**Problem statement:** Pick out the lines below that include the string "Diego".

··· Provided data

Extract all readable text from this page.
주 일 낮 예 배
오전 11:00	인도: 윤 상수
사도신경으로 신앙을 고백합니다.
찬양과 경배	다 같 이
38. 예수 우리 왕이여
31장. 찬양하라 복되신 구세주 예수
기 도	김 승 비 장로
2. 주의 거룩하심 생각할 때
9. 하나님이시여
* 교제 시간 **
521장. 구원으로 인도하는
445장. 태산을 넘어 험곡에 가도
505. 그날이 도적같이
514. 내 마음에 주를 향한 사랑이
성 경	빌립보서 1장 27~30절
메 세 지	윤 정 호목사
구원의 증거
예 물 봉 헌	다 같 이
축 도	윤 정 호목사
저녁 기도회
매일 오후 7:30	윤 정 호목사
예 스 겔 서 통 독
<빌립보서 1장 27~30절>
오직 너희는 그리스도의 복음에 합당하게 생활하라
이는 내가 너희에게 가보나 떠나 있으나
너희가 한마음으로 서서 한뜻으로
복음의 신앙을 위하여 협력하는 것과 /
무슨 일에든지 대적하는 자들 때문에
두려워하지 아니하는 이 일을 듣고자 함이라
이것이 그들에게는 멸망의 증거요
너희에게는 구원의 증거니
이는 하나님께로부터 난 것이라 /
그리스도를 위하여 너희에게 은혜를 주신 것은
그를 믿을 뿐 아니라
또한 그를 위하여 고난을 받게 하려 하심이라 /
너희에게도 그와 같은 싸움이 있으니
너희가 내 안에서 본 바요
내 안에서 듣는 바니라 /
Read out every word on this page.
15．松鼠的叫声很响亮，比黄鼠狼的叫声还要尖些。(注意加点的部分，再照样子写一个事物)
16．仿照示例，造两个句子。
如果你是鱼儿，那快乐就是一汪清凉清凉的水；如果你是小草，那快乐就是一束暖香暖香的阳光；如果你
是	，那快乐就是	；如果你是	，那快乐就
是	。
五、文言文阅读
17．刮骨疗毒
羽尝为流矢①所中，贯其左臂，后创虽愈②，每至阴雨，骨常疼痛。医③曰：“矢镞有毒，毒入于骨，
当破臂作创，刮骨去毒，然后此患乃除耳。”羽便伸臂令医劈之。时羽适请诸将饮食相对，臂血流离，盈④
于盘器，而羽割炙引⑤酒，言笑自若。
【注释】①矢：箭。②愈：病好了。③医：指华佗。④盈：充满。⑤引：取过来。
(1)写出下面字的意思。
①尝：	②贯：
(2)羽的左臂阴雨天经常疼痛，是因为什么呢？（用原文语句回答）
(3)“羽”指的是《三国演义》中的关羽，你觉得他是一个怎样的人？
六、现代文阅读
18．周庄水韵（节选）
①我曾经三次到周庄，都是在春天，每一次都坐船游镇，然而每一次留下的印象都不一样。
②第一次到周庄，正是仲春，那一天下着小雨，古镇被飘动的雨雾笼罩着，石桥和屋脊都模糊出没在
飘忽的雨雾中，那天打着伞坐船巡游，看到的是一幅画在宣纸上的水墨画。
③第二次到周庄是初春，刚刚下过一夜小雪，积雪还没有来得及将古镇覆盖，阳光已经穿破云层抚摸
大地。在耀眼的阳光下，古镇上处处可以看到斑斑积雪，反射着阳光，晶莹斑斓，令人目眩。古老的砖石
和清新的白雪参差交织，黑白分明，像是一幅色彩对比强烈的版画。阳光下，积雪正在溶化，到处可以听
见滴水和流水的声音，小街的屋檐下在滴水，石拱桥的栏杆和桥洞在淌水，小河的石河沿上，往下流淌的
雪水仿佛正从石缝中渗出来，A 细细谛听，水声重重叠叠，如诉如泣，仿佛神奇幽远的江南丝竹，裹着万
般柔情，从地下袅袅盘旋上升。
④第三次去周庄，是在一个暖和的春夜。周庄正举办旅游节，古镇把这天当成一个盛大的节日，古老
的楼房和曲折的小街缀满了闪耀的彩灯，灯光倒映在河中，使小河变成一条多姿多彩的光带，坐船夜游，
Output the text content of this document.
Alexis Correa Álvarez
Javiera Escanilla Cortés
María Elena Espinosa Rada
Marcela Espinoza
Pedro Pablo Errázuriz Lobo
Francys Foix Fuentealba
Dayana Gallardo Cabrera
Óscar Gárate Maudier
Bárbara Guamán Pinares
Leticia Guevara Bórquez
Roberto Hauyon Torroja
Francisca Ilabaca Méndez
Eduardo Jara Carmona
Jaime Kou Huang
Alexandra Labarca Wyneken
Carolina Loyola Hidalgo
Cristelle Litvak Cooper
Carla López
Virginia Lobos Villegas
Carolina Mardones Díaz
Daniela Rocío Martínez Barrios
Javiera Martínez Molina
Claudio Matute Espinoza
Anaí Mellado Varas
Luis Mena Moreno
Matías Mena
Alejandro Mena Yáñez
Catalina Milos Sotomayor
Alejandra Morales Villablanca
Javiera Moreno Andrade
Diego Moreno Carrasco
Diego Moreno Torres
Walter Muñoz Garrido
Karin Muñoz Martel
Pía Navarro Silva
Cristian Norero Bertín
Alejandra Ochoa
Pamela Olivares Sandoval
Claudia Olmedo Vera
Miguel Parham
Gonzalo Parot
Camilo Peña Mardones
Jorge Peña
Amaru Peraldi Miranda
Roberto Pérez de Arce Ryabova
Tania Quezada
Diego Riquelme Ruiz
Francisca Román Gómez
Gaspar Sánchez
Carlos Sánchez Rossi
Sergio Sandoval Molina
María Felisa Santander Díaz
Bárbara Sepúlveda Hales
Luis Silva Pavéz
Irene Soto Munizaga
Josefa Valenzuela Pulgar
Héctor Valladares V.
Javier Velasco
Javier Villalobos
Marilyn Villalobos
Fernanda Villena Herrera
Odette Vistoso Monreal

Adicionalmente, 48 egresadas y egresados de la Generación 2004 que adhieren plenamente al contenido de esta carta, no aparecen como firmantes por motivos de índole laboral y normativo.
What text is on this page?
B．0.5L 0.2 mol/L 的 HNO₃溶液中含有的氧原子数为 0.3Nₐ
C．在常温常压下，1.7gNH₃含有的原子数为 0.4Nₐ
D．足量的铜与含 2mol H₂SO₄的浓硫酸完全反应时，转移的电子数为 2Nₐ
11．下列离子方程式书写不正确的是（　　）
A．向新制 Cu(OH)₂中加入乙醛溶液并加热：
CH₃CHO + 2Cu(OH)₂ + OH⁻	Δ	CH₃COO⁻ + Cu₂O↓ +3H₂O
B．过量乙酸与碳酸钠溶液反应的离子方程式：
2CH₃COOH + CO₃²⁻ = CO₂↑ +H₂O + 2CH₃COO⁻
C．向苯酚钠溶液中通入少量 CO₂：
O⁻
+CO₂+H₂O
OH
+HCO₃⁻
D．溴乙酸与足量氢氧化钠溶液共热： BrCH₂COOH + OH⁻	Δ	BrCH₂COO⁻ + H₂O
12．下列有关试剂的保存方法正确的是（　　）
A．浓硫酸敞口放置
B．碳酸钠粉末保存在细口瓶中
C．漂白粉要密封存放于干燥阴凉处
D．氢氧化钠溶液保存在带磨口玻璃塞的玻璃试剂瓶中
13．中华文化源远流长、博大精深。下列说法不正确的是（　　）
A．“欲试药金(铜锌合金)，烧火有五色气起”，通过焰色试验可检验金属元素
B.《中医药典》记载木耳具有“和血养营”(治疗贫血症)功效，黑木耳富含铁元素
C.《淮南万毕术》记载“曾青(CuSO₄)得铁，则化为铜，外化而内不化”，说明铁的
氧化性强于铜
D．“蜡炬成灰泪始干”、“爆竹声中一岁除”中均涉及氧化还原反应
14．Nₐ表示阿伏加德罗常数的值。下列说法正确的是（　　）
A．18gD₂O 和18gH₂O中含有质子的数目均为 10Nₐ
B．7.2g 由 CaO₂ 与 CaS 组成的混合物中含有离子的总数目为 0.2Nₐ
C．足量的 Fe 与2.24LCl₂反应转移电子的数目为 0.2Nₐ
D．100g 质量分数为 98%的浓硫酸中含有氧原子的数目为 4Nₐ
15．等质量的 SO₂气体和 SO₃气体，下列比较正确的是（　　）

······

**Task answer:**
Diego Moreno Carrasco
Diego Moreno Torres
Diego Riquelme Ruiz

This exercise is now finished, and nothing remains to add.